<<<<
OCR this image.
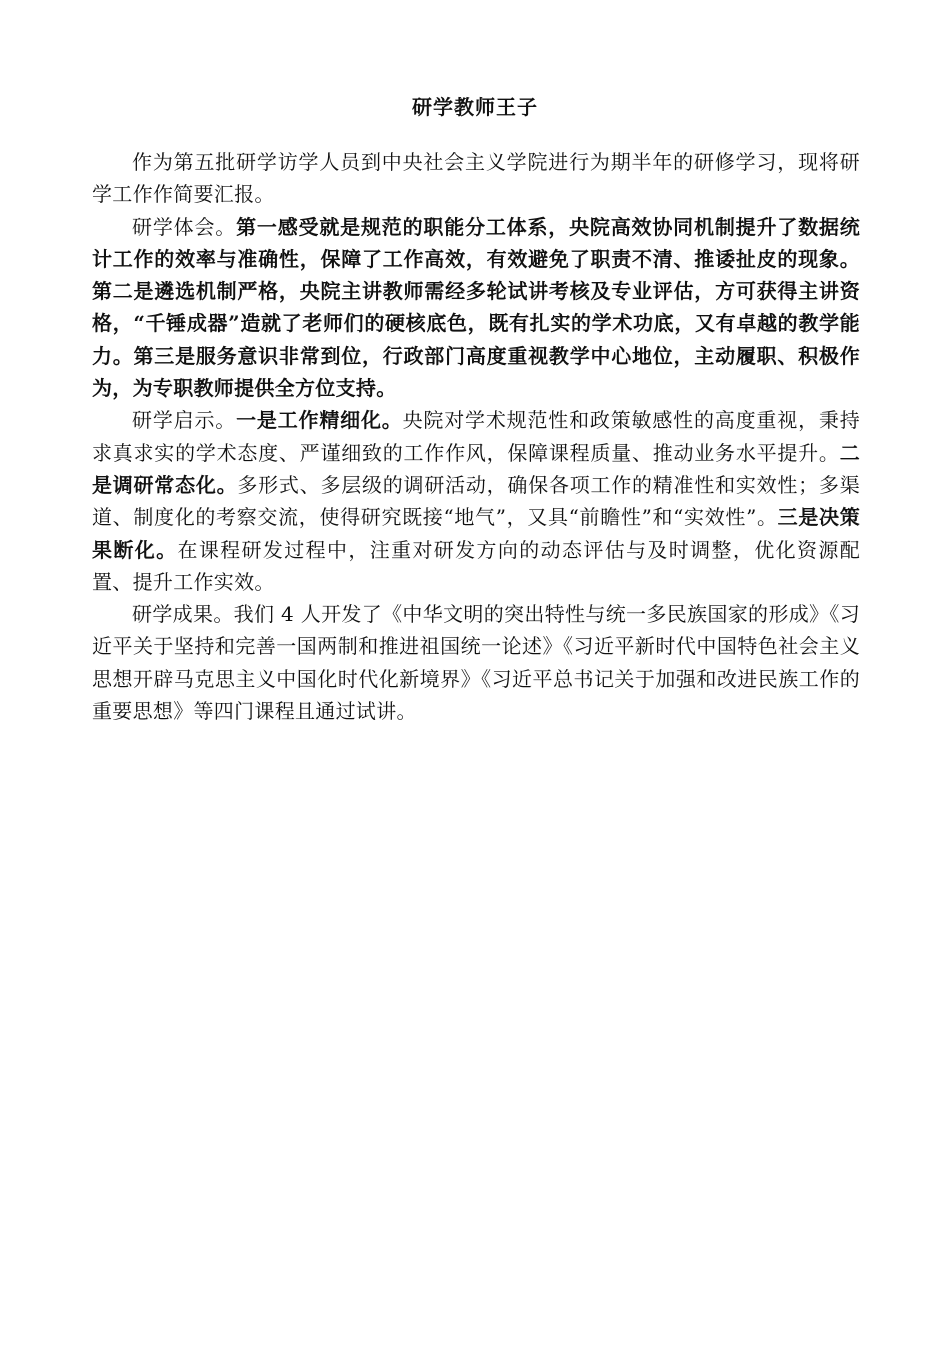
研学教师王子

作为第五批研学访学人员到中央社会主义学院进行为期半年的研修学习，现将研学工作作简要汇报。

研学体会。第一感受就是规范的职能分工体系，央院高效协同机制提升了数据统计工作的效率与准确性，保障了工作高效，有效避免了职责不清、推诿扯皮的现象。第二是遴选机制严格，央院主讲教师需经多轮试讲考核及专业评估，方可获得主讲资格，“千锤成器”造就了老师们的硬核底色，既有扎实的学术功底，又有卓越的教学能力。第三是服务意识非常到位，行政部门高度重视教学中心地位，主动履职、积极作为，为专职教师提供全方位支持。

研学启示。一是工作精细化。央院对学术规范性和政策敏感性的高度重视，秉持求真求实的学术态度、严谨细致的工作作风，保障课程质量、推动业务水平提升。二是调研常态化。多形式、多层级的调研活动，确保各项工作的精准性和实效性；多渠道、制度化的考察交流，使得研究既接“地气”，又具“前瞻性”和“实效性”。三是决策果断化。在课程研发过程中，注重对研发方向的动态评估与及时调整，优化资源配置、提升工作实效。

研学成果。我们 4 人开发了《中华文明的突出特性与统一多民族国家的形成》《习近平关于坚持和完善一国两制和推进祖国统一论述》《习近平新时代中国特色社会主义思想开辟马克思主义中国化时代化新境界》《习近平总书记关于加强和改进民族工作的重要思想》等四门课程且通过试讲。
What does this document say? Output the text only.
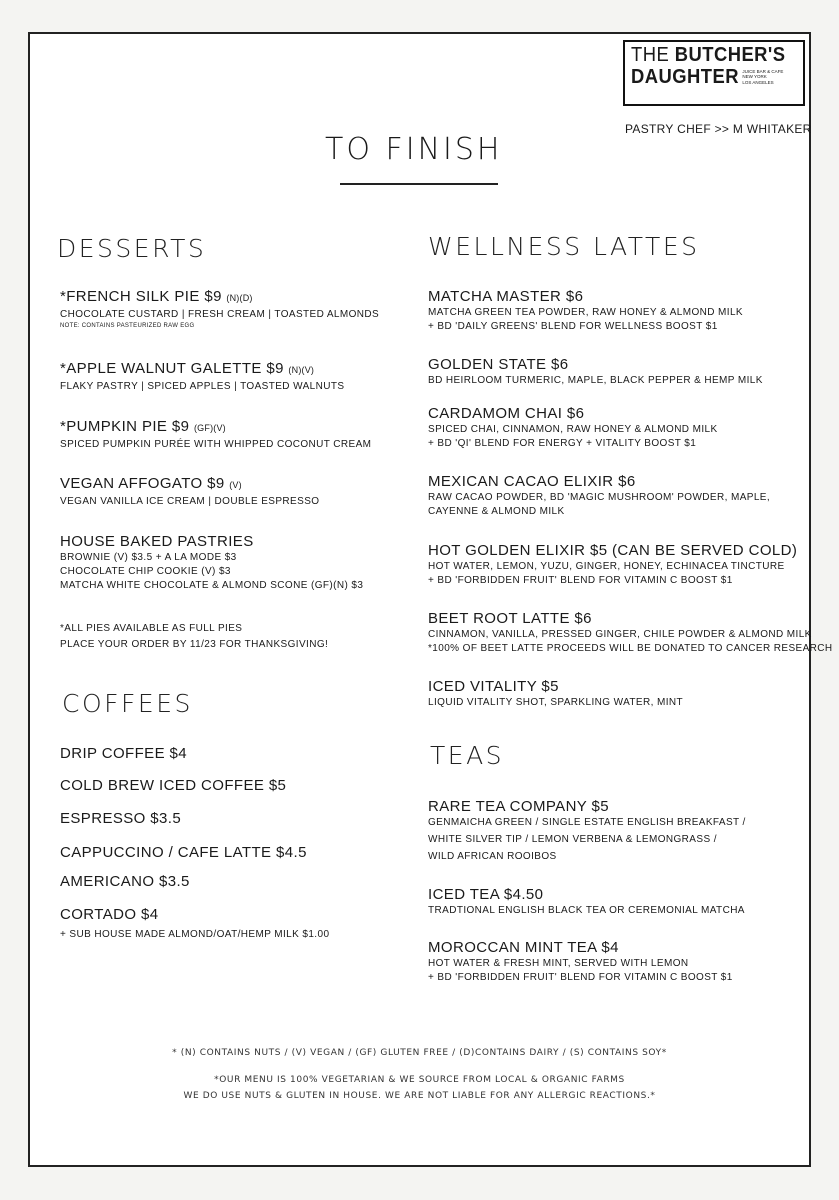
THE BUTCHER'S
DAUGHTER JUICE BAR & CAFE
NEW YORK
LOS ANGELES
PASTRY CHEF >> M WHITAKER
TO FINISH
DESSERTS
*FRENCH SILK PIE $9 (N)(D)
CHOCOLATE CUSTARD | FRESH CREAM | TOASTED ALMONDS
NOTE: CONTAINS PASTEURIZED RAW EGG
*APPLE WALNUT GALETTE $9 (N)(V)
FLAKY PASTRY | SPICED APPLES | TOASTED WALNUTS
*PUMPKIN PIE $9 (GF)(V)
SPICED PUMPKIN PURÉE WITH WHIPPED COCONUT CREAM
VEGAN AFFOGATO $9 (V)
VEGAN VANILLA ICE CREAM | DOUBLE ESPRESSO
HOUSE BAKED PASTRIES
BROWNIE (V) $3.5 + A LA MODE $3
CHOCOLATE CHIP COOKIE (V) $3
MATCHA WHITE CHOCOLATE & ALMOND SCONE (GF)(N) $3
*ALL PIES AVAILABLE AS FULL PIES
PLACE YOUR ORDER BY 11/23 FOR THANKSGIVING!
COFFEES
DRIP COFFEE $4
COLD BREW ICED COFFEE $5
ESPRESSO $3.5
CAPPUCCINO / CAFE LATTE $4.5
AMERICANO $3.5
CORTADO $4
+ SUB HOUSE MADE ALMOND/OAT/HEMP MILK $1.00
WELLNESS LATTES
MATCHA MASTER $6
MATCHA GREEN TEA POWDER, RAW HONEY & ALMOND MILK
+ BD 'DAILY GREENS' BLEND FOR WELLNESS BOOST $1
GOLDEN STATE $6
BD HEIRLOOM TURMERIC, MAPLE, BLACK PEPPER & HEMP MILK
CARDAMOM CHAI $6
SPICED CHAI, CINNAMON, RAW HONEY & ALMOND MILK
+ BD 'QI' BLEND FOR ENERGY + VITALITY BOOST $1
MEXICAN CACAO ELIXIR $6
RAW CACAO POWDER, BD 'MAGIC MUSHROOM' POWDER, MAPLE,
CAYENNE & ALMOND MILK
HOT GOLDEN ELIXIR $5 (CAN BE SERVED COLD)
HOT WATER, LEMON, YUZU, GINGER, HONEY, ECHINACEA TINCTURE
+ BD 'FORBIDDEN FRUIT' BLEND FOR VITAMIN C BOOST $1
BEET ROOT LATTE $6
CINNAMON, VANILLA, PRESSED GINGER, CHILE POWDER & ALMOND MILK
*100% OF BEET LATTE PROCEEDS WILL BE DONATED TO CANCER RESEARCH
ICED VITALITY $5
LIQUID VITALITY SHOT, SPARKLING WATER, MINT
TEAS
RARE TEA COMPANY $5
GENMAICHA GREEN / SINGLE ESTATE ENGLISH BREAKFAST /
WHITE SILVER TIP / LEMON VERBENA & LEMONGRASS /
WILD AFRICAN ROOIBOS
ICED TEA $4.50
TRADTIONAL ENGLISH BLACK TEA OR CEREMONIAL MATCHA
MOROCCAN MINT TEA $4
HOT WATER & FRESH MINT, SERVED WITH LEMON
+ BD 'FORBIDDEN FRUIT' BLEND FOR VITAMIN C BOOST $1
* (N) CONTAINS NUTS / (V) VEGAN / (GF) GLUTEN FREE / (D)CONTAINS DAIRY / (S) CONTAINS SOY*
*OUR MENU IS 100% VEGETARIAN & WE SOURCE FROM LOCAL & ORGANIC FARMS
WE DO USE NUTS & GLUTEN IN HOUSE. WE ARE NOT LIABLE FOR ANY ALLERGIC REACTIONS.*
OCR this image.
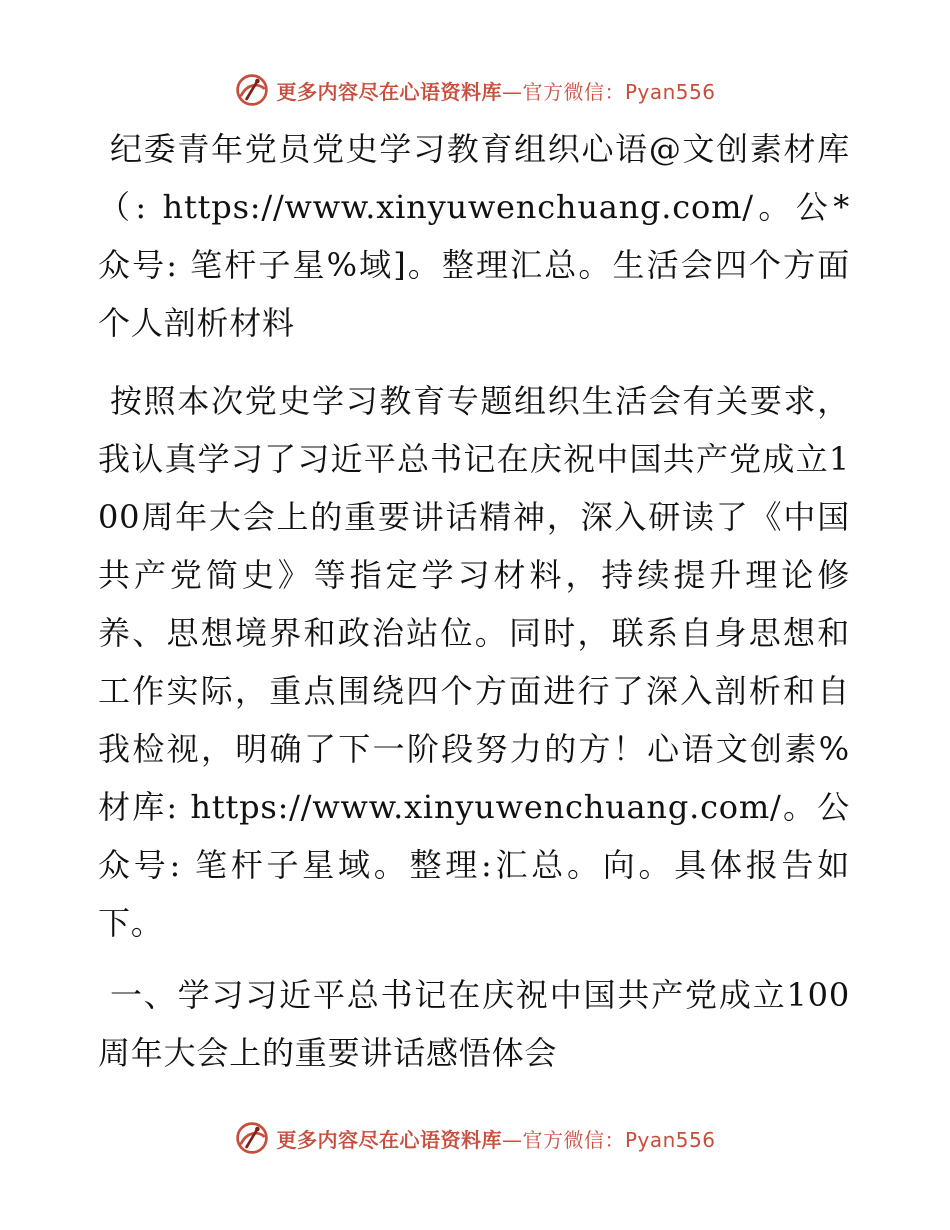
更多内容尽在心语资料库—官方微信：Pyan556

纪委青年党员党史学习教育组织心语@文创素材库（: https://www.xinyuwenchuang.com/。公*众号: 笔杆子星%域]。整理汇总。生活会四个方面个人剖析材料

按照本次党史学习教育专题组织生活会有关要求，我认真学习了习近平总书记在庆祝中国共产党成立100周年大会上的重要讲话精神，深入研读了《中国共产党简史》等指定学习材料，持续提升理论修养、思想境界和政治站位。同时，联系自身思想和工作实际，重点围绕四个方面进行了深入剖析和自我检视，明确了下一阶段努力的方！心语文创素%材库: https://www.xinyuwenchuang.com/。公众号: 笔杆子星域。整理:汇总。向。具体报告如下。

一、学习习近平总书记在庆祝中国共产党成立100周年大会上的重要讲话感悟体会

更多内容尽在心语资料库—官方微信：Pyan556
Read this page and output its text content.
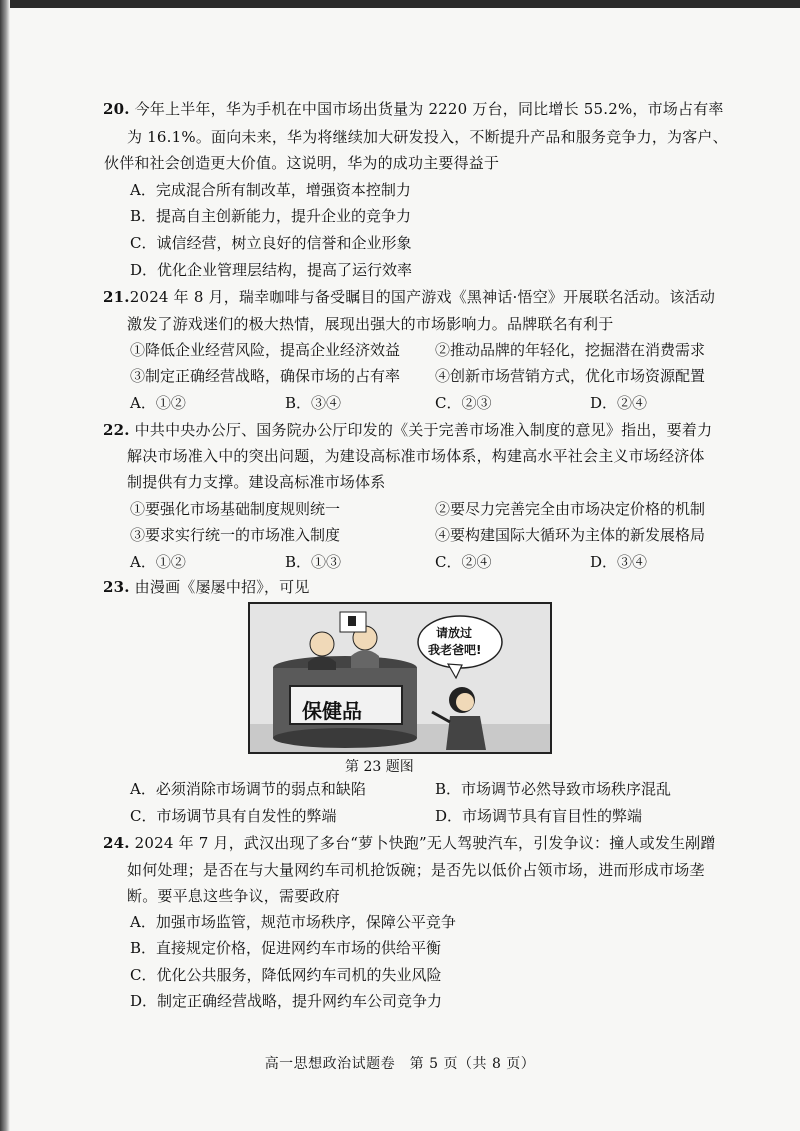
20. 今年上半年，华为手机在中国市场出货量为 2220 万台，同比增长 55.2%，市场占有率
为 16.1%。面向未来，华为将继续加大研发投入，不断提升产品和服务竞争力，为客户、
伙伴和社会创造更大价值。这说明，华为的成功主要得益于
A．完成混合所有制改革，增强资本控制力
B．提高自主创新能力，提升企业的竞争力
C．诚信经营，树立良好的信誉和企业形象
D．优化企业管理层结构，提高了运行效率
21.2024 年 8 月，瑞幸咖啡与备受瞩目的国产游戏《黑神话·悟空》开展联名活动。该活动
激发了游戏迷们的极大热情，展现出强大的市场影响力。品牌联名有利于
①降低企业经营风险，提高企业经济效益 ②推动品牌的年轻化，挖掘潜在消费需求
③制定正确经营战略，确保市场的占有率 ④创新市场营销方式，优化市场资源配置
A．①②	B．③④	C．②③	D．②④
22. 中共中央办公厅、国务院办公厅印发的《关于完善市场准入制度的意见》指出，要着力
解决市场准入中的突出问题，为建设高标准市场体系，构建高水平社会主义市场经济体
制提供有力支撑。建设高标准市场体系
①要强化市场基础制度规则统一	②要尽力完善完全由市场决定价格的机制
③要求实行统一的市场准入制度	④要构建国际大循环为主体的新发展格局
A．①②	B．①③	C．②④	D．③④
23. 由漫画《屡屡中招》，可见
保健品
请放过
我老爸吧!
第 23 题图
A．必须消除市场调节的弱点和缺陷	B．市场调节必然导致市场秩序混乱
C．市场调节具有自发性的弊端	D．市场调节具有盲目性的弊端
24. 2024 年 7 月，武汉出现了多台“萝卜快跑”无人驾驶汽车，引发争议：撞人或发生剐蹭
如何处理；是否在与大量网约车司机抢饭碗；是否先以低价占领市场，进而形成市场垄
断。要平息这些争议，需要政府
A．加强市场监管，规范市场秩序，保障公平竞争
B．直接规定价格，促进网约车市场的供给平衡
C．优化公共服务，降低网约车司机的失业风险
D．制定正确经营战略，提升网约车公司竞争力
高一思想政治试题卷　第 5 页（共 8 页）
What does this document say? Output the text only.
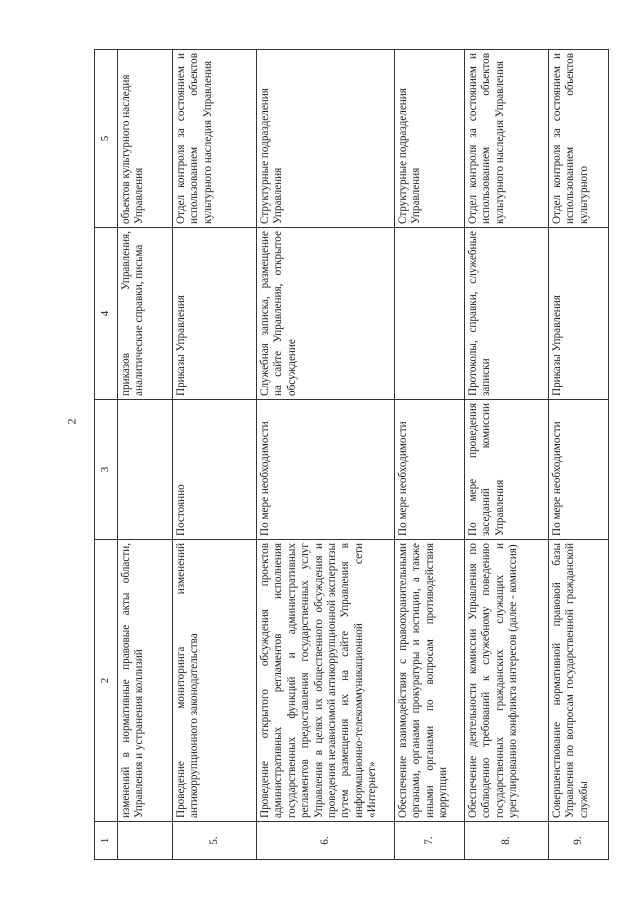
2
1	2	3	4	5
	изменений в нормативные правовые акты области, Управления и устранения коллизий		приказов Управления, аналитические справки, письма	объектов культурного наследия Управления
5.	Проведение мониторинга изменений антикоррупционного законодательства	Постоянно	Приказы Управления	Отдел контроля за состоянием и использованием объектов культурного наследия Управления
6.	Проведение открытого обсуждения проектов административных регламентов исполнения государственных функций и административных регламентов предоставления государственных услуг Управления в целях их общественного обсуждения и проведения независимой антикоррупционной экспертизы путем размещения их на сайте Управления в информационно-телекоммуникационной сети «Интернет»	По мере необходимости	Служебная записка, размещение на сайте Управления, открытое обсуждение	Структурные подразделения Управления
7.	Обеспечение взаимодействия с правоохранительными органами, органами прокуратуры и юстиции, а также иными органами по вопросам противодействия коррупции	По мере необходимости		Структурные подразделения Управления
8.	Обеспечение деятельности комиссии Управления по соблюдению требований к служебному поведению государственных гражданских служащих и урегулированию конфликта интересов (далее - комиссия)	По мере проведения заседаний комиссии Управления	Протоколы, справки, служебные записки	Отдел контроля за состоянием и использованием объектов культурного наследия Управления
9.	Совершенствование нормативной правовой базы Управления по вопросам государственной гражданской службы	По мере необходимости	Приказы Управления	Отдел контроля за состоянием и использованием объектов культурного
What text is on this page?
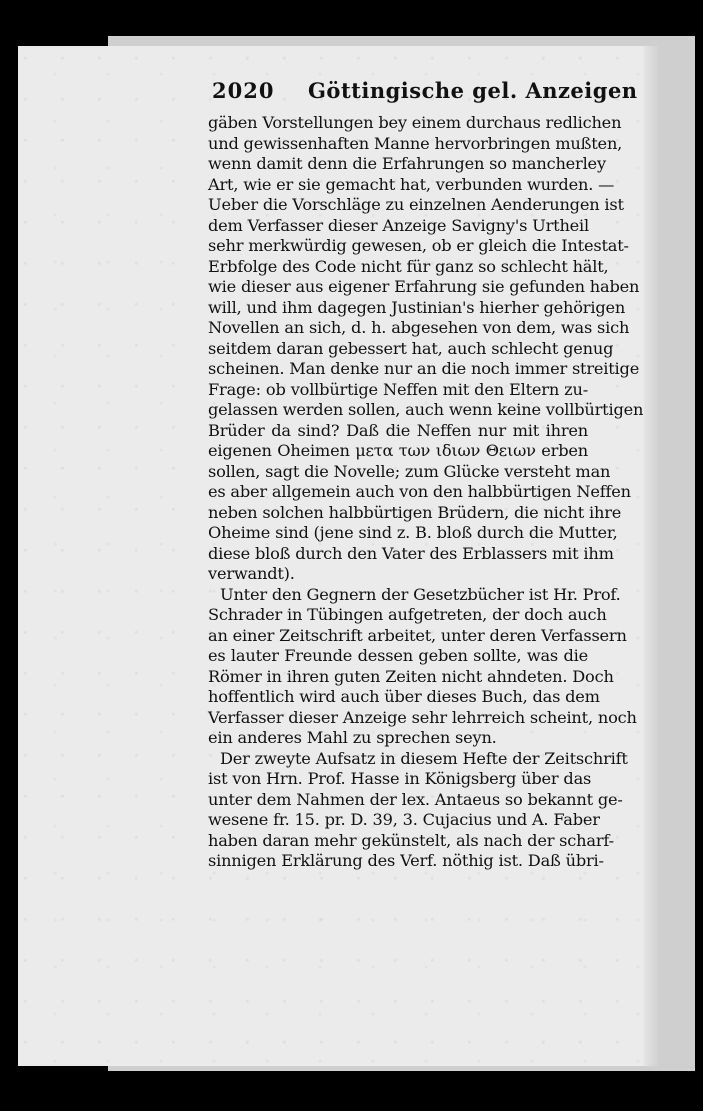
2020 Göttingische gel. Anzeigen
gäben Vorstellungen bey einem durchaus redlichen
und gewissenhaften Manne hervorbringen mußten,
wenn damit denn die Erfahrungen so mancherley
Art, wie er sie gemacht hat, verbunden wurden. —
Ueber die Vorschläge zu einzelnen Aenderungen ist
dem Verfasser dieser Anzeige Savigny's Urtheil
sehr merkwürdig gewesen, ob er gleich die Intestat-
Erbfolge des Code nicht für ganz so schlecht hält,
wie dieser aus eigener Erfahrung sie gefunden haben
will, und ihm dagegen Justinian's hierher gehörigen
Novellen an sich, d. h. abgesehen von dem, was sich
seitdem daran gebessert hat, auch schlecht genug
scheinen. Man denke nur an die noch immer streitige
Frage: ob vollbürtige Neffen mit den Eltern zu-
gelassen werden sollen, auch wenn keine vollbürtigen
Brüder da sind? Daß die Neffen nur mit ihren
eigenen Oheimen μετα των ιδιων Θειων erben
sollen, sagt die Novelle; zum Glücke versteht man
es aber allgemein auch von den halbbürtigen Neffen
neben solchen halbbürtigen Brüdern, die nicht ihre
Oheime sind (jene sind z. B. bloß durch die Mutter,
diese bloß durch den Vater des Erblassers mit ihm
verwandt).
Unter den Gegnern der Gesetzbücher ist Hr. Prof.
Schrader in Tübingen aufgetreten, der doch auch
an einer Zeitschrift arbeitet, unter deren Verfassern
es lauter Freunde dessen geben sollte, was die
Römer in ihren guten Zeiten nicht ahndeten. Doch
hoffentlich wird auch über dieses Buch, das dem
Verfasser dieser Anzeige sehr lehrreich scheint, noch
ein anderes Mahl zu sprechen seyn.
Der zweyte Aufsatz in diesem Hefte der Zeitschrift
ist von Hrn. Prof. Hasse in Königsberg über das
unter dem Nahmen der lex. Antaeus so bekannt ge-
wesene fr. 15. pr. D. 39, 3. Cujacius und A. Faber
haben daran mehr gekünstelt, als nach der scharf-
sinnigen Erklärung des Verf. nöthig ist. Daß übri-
>>>>
What you are asked to do – Scan the records for the string "GOLDEN". Copy each line in which it appears.

Correct response –
GOLDEN STATE $6
HOT GOLDEN ELIXIR $5 (CAN BE SERVED COLD)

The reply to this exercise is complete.